-------- Raw data --------

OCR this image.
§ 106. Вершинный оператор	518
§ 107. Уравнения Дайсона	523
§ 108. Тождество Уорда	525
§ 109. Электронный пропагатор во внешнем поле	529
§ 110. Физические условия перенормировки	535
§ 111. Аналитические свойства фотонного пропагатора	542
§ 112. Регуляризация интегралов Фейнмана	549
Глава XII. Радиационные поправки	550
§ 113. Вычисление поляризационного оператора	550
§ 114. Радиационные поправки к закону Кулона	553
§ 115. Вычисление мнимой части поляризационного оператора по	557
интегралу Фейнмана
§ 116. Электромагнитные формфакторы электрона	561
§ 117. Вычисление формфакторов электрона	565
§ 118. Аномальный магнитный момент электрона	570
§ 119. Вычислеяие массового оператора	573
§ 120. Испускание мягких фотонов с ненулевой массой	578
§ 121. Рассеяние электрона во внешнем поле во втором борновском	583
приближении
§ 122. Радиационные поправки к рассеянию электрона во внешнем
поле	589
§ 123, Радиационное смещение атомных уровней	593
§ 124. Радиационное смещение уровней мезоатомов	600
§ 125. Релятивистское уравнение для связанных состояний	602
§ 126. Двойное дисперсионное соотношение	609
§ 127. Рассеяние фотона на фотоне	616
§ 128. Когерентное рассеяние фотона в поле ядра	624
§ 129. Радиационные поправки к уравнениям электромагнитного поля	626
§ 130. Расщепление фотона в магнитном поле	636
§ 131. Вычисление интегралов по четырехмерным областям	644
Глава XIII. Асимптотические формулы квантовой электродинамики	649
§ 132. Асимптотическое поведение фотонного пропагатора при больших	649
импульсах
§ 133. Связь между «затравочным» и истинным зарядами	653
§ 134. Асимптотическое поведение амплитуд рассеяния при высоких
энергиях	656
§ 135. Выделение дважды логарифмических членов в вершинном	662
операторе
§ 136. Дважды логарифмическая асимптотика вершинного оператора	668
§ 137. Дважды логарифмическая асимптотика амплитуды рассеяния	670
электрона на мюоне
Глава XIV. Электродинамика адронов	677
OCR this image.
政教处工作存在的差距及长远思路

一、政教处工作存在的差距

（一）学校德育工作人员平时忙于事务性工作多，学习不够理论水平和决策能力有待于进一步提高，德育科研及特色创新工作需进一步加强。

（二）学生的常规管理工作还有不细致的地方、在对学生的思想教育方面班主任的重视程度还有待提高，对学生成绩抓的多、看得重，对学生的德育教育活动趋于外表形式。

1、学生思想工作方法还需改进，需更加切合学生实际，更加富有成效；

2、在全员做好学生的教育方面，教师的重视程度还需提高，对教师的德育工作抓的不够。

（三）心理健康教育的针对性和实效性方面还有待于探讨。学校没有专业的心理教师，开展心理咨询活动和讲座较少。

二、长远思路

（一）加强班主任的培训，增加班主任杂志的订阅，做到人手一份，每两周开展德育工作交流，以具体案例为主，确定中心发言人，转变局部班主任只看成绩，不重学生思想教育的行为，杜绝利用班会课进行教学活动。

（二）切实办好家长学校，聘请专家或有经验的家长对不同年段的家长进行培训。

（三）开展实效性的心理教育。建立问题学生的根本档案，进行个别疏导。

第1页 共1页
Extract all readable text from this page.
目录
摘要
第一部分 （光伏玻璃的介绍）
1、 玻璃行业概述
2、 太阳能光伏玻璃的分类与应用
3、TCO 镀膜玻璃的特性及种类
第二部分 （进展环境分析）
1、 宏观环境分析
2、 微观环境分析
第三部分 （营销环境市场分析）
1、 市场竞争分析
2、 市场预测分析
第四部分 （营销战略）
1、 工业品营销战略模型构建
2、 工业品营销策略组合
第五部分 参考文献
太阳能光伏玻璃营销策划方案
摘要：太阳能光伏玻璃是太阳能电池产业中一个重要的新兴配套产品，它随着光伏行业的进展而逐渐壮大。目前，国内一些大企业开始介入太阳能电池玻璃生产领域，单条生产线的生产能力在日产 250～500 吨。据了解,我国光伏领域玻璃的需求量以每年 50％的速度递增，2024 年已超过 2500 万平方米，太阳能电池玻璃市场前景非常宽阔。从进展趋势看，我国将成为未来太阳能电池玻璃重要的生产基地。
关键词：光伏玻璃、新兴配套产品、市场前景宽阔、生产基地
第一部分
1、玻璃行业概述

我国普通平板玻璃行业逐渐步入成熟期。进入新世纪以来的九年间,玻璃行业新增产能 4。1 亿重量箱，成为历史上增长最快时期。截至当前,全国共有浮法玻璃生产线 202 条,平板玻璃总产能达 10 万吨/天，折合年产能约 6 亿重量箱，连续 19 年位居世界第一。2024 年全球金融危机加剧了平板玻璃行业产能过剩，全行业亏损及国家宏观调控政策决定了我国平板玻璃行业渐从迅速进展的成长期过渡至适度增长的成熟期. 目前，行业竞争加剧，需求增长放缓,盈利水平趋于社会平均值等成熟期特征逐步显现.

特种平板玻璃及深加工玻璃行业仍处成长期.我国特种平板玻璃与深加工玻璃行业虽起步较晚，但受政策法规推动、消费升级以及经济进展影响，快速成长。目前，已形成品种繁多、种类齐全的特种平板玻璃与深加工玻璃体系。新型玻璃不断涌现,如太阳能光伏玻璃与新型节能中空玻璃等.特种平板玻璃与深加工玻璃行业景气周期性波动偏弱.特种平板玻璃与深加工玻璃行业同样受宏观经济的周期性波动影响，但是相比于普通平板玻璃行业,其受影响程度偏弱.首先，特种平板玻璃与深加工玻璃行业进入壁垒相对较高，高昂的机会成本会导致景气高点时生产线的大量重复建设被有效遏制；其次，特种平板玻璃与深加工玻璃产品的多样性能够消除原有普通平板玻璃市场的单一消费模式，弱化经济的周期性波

--------

* _Short exercise_
The lines above should be duplicated exactly.

* _Exercise solution_
OCR this image.
§ 106. Вершинный оператор	518
§ 107. Уравнения Дайсона	523
§ 108. Тождество Уорда	525
§ 109. Электронный пропагатор во внешнем поле	529
§ 110. Физические условия перенормировки	535
§ 111. Аналитические свойства фотонного пропагатора	542
§ 112. Регуляризация интегралов Фейнмана	549
Глава XII. Радиационные поправки	550
§ 113. Вычисление поляризационного оператора	550
§ 114. Радиационные поправки к закону Кулона	553
§ 115. Вычисление мнимой части поляризационного оператора по	557
интегралу Фейнмана
§ 116. Электромагнитные формфакторы электрона	561
§ 117. Вычисление формфакторов электрона	565
§ 118. Аномальный магнитный момент электрона	570
§ 119. Вычислеяие массового оператора	573
§ 120. Испускание мягких фотонов с ненулевой массой	578
§ 121. Рассеяние электрона во внешнем поле во втором борновском	583
приближении
§ 122. Радиационные поправки к рассеянию электрона во внешнем
поле	589
§ 123, Радиационное смещение атомных уровней	593
§ 124. Радиационное смещение уровней мезоатомов	600
§ 125. Релятивистское уравнение для связанных состояний	602
§ 126. Двойное дисперсионное соотношение	609
§ 127. Рассеяние фотона на фотоне	616
§ 128. Когерентное рассеяние фотона в поле ядра	624
§ 129. Радиационные поправки к уравнениям электромагнитного поля	626
§ 130. Расщепление фотона в магнитном поле	636
§ 131. Вычисление интегралов по четырехмерным областям	644
Глава XIII. Асимптотические формулы квантовой электродинамики	649
§ 132. Асимптотическое поведение фотонного пропагатора при больших	649
импульсах
§ 133. Связь между «затравочным» и истинным зарядами	653
§ 134. Асимптотическое поведение амплитуд рассеяния при высоких
энергиях	656
§ 135. Выделение дважды логарифмических членов в вершинном	662
операторе
§ 136. Дважды логарифмическая асимптотика вершинного оператора	668
§ 137. Дважды логарифмическая асимптотика амплитуды рассеяния	670
электрона на мюоне
Глава XIV. Электродинамика адронов	677
OCR this image.
政教处工作存在的差距及长远思路

一、政教处工作存在的差距

（一）学校德育工作人员平时忙于事务性工作多，学习不够理论水平和决策能力有待于进一步提高，德育科研及特色创新工作需进一步加强。

（二）学生的常规管理工作还有不细致的地方、在对学生的思想教育方面班主任的重视程度还有待提高，对学生成绩抓的多、看得重，对学生的德育教育活动趋于外表形式。

1、学生思想工作方法还需改进，需更加切合学生实际，更加富有成效；

2、在全员做好学生的教育方面，教师的重视程度还需提高，对教师的德育工作抓的不够。

（三）心理健康教育的针对性和实效性方面还有待于探讨。学校没有专业的心理教师，开展心理咨询活动和讲座较少。

二、长远思路

（一）加强班主任的培训，增加班主任杂志的订阅，做到人手一份，每两周开展德育工作交流，以具体案例为主，确定中心发言人，转变局部班主任只看成绩，不重学生思想教育的行为，杜绝利用班会课进行教学活动。

（二）切实办好家长学校，聘请专家或有经验的家长对不同年段的家长进行培训。

（三）开展实效性的心理教育。建立问题学生的根本档案，进行个别疏导。

第1页 共1页
Extract all readable text from this page.
目录
摘要
第一部分 （光伏玻璃的介绍）
1、 玻璃行业概述
2、 太阳能光伏玻璃的分类与应用
3、TCO 镀膜玻璃的特性及种类
第二部分 （进展环境分析）
1、 宏观环境分析
2、 微观环境分析
第三部分 （营销环境市场分析）
1、 市场竞争分析
2、 市场预测分析
第四部分 （营销战略）
1、 工业品营销战略模型构建
2、 工业品营销策略组合
第五部分 参考文献
太阳能光伏玻璃营销策划方案
摘要：太阳能光伏玻璃是太阳能电池产业中一个重要的新兴配套产品，它随着光伏行业的进展而逐渐壮大。目前，国内一些大企业开始介入太阳能电池玻璃生产领域，单条生产线的生产能力在日产 250～500 吨。据了解,我国光伏领域玻璃的需求量以每年 50％的速度递增，2024 年已超过 2500 万平方米，太阳能电池玻璃市场前景非常宽阔。从进展趋势看，我国将成为未来太阳能电池玻璃重要的生产基地。
关键词：光伏玻璃、新兴配套产品、市场前景宽阔、生产基地
第一部分
1、玻璃行业概述

我国普通平板玻璃行业逐渐步入成熟期。进入新世纪以来的九年间,玻璃行业新增产能 4。1 亿重量箱，成为历史上增长最快时期。截至当前,全国共有浮法玻璃生产线 202 条,平板玻璃总产能达 10 万吨/天，折合年产能约 6 亿重量箱，连续 19 年位居世界第一。2024 年全球金融危机加剧了平板玻璃行业产能过剩，全行业亏损及国家宏观调控政策决定了我国平板玻璃行业渐从迅速进展的成长期过渡至适度增长的成熟期. 目前，行业竞争加剧，需求增长放缓,盈利水平趋于社会平均值等成熟期特征逐步显现.

特种平板玻璃及深加工玻璃行业仍处成长期.我国特种平板玻璃与深加工玻璃行业虽起步较晚，但受政策法规推动、消费升级以及经济进展影响，快速成长。目前，已形成品种繁多、种类齐全的特种平板玻璃与深加工玻璃体系。新型玻璃不断涌现,如太阳能光伏玻璃与新型节能中空玻璃等.特种平板玻璃与深加工玻璃行业景气周期性波动偏弱.特种平板玻璃与深加工玻璃行业同样受宏观经济的周期性波动影响，但是相比于普通平板玻璃行业,其受影响程度偏弱.首先，特种平板玻璃与深加工玻璃行业进入壁垒相对较高，高昂的机会成本会导致景气高点时生产线的大量重复建设被有效遏制；其次，特种平板玻璃与深加工玻璃产品的多样性能够消除原有普通平板玻璃市场的单一消费模式，弱化经济的周期性波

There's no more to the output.